--- START Input for this task ---

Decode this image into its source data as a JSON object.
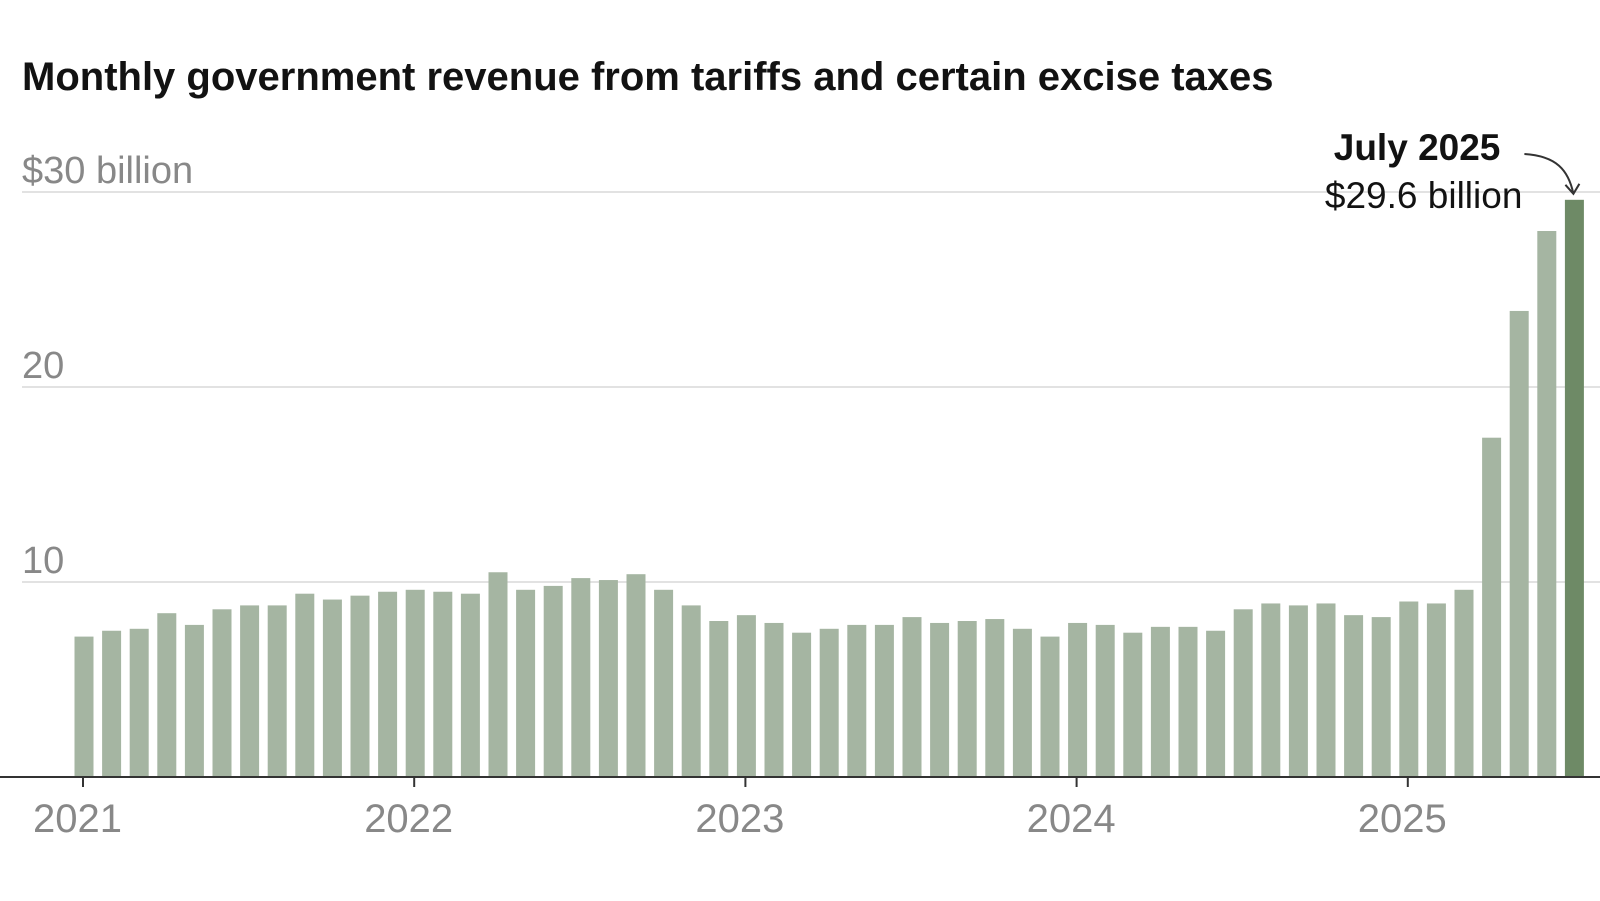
{
  "chart_data": {
    "type": "bar",
    "title": "Monthly government revenue from tariffs and certain excise taxes",
    "xlabel": "",
    "ylabel": "",
    "ylim": [
      0,
      30
    ],
    "y_ticks": [
      {
        "value": 10,
        "label": "10"
      },
      {
        "value": 20,
        "label": "20"
      },
      {
        "value": 30,
        "label": "$30 billion"
      }
    ],
    "x_ticks": [
      {
        "index": 0,
        "label": "2021"
      },
      {
        "index": 12,
        "label": "2022"
      },
      {
        "index": 24,
        "label": "2023"
      },
      {
        "index": 36,
        "label": "2024"
      },
      {
        "index": 48,
        "label": "2025"
      }
    ],
    "grid": true,
    "legend": "none",
    "colors": {
      "bar": "#a5b5a2",
      "highlight": "#6e8a66"
    },
    "series": [
      {
        "values": [
          7.2,
          7.5,
          7.6,
          8.4,
          7.8,
          8.6,
          8.8,
          8.8,
          9.4,
          9.1,
          9.3,
          9.5,
          9.6,
          9.5,
          9.4,
          10.5,
          9.6,
          9.8,
          10.2,
          10.1,
          10.4,
          9.6,
          8.8,
          8.0,
          8.3,
          7.9,
          7.4,
          7.6,
          7.8,
          7.8,
          8.2,
          7.9,
          8.0,
          8.1,
          7.6,
          7.2,
          7.9,
          7.8,
          7.4,
          7.7,
          7.7,
          7.5,
          8.6,
          8.9,
          8.8,
          8.9,
          8.3,
          8.2,
          9.0,
          8.9,
          9.6,
          17.4,
          23.9,
          28.0,
          29.6
        ]
      }
    ],
    "highlight_index": 54,
    "annotation": {
      "title": "July 2025",
      "value": "$29.6 billion"
    }
  }
}
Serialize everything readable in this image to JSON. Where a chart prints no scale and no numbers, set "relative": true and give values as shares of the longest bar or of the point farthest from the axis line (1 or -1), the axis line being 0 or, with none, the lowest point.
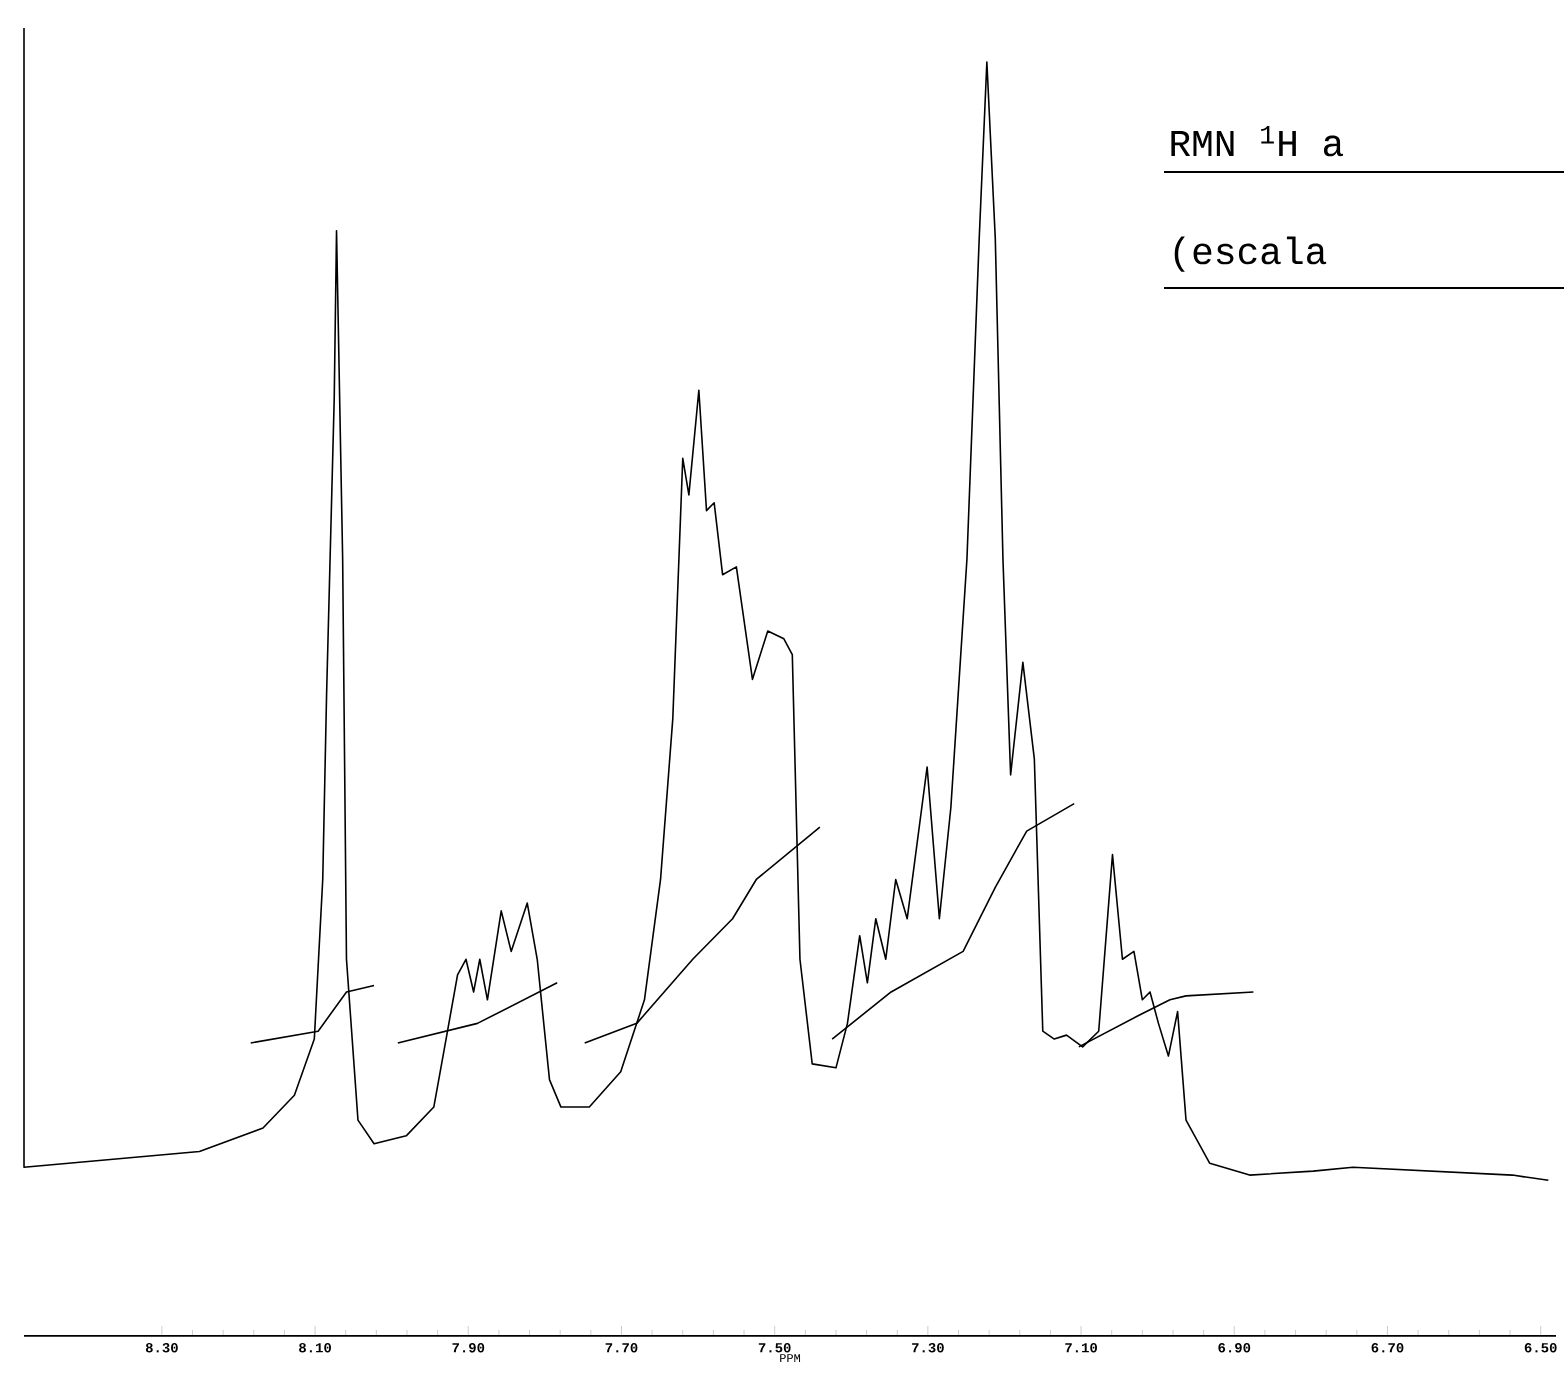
{
  "chart_data": {
    "type": "line",
    "title": "RMN $^{1}$H a",
    "subtitle": "(escala",
    "xlabel": "PPM",
    "relative": true,
    "xlim": [
      8.48,
      6.48
    ],
    "xticks": [
      {
        "value": 8.3,
        "label": "8.30"
      },
      {
        "value": 8.1,
        "label": "8.10"
      },
      {
        "value": 7.9,
        "label": "7.90"
      },
      {
        "value": 7.7,
        "label": "7.70"
      },
      {
        "value": 7.5,
        "label": "7.50"
      },
      {
        "value": 7.3,
        "label": "7.30"
      },
      {
        "value": 7.1,
        "label": "7.10"
      },
      {
        "value": 6.9,
        "label": "6.90"
      },
      {
        "value": 6.7,
        "label": "6.70"
      },
      {
        "value": 6.5,
        "label": "6.50"
      }
    ],
    "grid": false,
    "marker": "none",
    "line_style": "solid",
    "series": [
      {
        "color": "#000000",
        "x": [
          8.48,
          8.48,
          8.251,
          8.168,
          8.127,
          8.101,
          8.09,
          8.085,
          8.075,
          8.072,
          8.064,
          8.059,
          8.044,
          8.023,
          7.981,
          7.945,
          7.929,
          7.914,
          7.903,
          7.893,
          7.885,
          7.875,
          7.857,
          7.844,
          7.823,
          7.81,
          7.794,
          7.779,
          7.742,
          7.701,
          7.67,
          7.649,
          7.633,
          7.62,
          7.612,
          7.599,
          7.589,
          7.579,
          7.568,
          7.55,
          7.529,
          7.509,
          7.488,
          7.477,
          7.467,
          7.451,
          7.42,
          7.405,
          7.389,
          7.379,
          7.368,
          7.355,
          7.342,
          7.327,
          7.301,
          7.285,
          7.27,
          7.249,
          7.233,
          7.223,
          7.212,
          7.202,
          7.192,
          7.176,
          7.161,
          7.15,
          7.135,
          7.119,
          7.098,
          7.077,
          7.059,
          7.046,
          7.031,
          7.02,
          7.01,
          6.999,
          6.986,
          6.974,
          6.963,
          6.932,
          6.88,
          6.797,
          6.745,
          6.537,
          6.49
        ],
        "values": [
          1.0,
          0.129,
          0.141,
          0.159,
          0.184,
          0.227,
          0.349,
          0.49,
          0.717,
          0.845,
          0.594,
          0.288,
          0.165,
          0.147,
          0.153,
          0.175,
          0.227,
          0.276,
          0.288,
          0.263,
          0.288,
          0.257,
          0.325,
          0.294,
          0.331,
          0.288,
          0.196,
          0.175,
          0.175,
          0.202,
          0.257,
          0.349,
          0.472,
          0.671,
          0.643,
          0.723,
          0.631,
          0.637,
          0.582,
          0.588,
          0.502,
          0.539,
          0.533,
          0.521,
          0.288,
          0.208,
          0.205,
          0.239,
          0.306,
          0.27,
          0.319,
          0.288,
          0.349,
          0.319,
          0.435,
          0.319,
          0.404,
          0.594,
          0.839,
          0.974,
          0.839,
          0.594,
          0.429,
          0.515,
          0.441,
          0.233,
          0.227,
          0.23,
          0.221,
          0.233,
          0.368,
          0.288,
          0.294,
          0.257,
          0.263,
          0.239,
          0.214,
          0.248,
          0.165,
          0.132,
          0.123,
          0.126,
          0.129,
          0.123,
          0.119
        ]
      },
      {
        "color": "#000000",
        "x": [
          8.184,
          8.096,
          8.059,
          8.023
        ],
        "values": [
          0.224,
          0.233,
          0.263,
          0.268
        ]
      },
      {
        "color": "#000000",
        "x": [
          7.992,
          7.888,
          7.784
        ],
        "values": [
          0.224,
          0.239,
          0.27
        ]
      },
      {
        "color": "#000000",
        "x": [
          7.748,
          7.68,
          7.607,
          7.555,
          7.524,
          7.441
        ],
        "values": [
          0.224,
          0.239,
          0.288,
          0.319,
          0.349,
          0.389
        ]
      },
      {
        "color": "#000000",
        "x": [
          7.425,
          7.348,
          7.254,
          7.212,
          7.171,
          7.109
        ],
        "values": [
          0.227,
          0.263,
          0.294,
          0.343,
          0.386,
          0.407
        ]
      },
      {
        "color": "#000000",
        "x": [
          7.103,
          7.025,
          6.984,
          6.963,
          6.875
        ],
        "values": [
          0.221,
          0.245,
          0.257,
          0.26,
          0.263
        ]
      }
    ]
  }
}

--- END Input for this task ---

→ Requirements
Repeat the entries exactly and keep the pictures out of the copy.

→ Answer below
Decode this image into its source data as a JSON object.
{
  "chart_data": {
    "type": "bar",
    "title": "Monthly government revenue from tariffs and certain excise taxes",
    "xlabel": "",
    "ylabel": "",
    "ylim": [
      0,
      30
    ],
    "y_ticks": [
      {
        "value": 10,
        "label": "10"
      },
      {
        "value": 20,
        "label": "20"
      },
      {
        "value": 30,
        "label": "$30 billion"
      }
    ],
    "x_ticks": [
      {
        "index": 0,
        "label": "2021"
      },
      {
        "index": 12,
        "label": "2022"
      },
      {
        "index": 24,
        "label": "2023"
      },
      {
        "index": 36,
        "label": "2024"
      },
      {
        "index": 48,
        "label": "2025"
      }
    ],
    "grid": true,
    "legend": "none",
    "colors": {
      "bar": "#a5b5a2",
      "highlight": "#6e8a66"
    },
    "series": [
      {
        "values": [
          7.2,
          7.5,
          7.6,
          8.4,
          7.8,
          8.6,
          8.8,
          8.8,
          9.4,
          9.1,
          9.3,
          9.5,
          9.6,
          9.5,
          9.4,
          10.5,
          9.6,
          9.8,
          10.2,
          10.1,
          10.4,
          9.6,
          8.8,
          8.0,
          8.3,
          7.9,
          7.4,
          7.6,
          7.8,
          7.8,
          8.2,
          7.9,
          8.0,
          8.1,
          7.6,
          7.2,
          7.9,
          7.8,
          7.4,
          7.7,
          7.7,
          7.5,
          8.6,
          8.9,
          8.8,
          8.9,
          8.3,
          8.2,
          9.0,
          8.9,
          9.6,
          17.4,
          23.9,
          28.0,
          29.6
        ]
      }
    ],
    "highlight_index": 54,
    "annotation": {
      "title": "July 2025",
      "value": "$29.6 billion"
    }
  }
}
Serialize everything readable in this image to JSON. Where a chart prints no scale and no numbers, set "relative": true and give values as shares of the longest bar or of the point farthest from the axis line (1 or -1), the axis line being 0 or, with none, the lowest point.
{
  "chart_data": {
    "type": "line",
    "title": "RMN $^{1}$H a",
    "subtitle": "(escala",
    "xlabel": "PPM",
    "relative": true,
    "xlim": [
      8.48,
      6.48
    ],
    "xticks": [
      {
        "value": 8.3,
        "label": "8.30"
      },
      {
        "value": 8.1,
        "label": "8.10"
      },
      {
        "value": 7.9,
        "label": "7.90"
      },
      {
        "value": 7.7,
        "label": "7.70"
      },
      {
        "value": 7.5,
        "label": "7.50"
      },
      {
        "value": 7.3,
        "label": "7.30"
      },
      {
        "value": 7.1,
        "label": "7.10"
      },
      {
        "value": 6.9,
        "label": "6.90"
      },
      {
        "value": 6.7,
        "label": "6.70"
      },
      {
        "value": 6.5,
        "label": "6.50"
      }
    ],
    "grid": false,
    "marker": "none",
    "line_style": "solid",
    "series": [
      {
        "color": "#000000",
        "x": [
          8.48,
          8.48,
          8.251,
          8.168,
          8.127,
          8.101,
          8.09,
          8.085,
          8.075,
          8.072,
          8.064,
          8.059,
          8.044,
          8.023,
          7.981,
          7.945,
          7.929,
          7.914,
          7.903,
          7.893,
          7.885,
          7.875,
          7.857,
          7.844,
          7.823,
          7.81,
          7.794,
          7.779,
          7.742,
          7.701,
          7.67,
          7.649,
          7.633,
          7.62,
          7.612,
          7.599,
          7.589,
          7.579,
          7.568,
          7.55,
          7.529,
          7.509,
          7.488,
          7.477,
          7.467,
          7.451,
          7.42,
          7.405,
          7.389,
          7.379,
          7.368,
          7.355,
          7.342,
          7.327,
          7.301,
          7.285,
          7.27,
          7.249,
          7.233,
          7.223,
          7.212,
          7.202,
          7.192,
          7.176,
          7.161,
          7.15,
          7.135,
          7.119,
          7.098,
          7.077,
          7.059,
          7.046,
          7.031,
          7.02,
          7.01,
          6.999,
          6.986,
          6.974,
          6.963,
          6.932,
          6.88,
          6.797,
          6.745,
          6.537,
          6.49
        ],
        "values": [
          1.0,
          0.129,
          0.141,
          0.159,
          0.184,
          0.227,
          0.349,
          0.49,
          0.717,
          0.845,
          0.594,
          0.288,
          0.165,
          0.147,
          0.153,
          0.175,
          0.227,
          0.276,
          0.288,
          0.263,
          0.288,
          0.257,
          0.325,
          0.294,
          0.331,
          0.288,
          0.196,
          0.175,
          0.175,
          0.202,
          0.257,
          0.349,
          0.472,
          0.671,
          0.643,
          0.723,
          0.631,
          0.637,
          0.582,
          0.588,
          0.502,
          0.539,
          0.533,
          0.521,
          0.288,
          0.208,
          0.205,
          0.239,
          0.306,
          0.27,
          0.319,
          0.288,
          0.349,
          0.319,
          0.435,
          0.319,
          0.404,
          0.594,
          0.839,
          0.974,
          0.839,
          0.594,
          0.429,
          0.515,
          0.441,
          0.233,
          0.227,
          0.23,
          0.221,
          0.233,
          0.368,
          0.288,
          0.294,
          0.257,
          0.263,
          0.239,
          0.214,
          0.248,
          0.165,
          0.132,
          0.123,
          0.126,
          0.129,
          0.123,
          0.119
        ]
      },
      {
        "color": "#000000",
        "x": [
          8.184,
          8.096,
          8.059,
          8.023
        ],
        "values": [
          0.224,
          0.233,
          0.263,
          0.268
        ]
      },
      {
        "color": "#000000",
        "x": [
          7.992,
          7.888,
          7.784
        ],
        "values": [
          0.224,
          0.239,
          0.27
        ]
      },
      {
        "color": "#000000",
        "x": [
          7.748,
          7.68,
          7.607,
          7.555,
          7.524,
          7.441
        ],
        "values": [
          0.224,
          0.239,
          0.288,
          0.319,
          0.349,
          0.389
        ]
      },
      {
        "color": "#000000",
        "x": [
          7.425,
          7.348,
          7.254,
          7.212,
          7.171,
          7.109
        ],
        "values": [
          0.227,
          0.263,
          0.294,
          0.343,
          0.386,
          0.407
        ]
      },
      {
        "color": "#000000",
        "x": [
          7.103,
          7.025,
          6.984,
          6.963,
          6.875
        ],
        "values": [
          0.221,
          0.245,
          0.257,
          0.26,
          0.263
        ]
      }
    ]
  }
}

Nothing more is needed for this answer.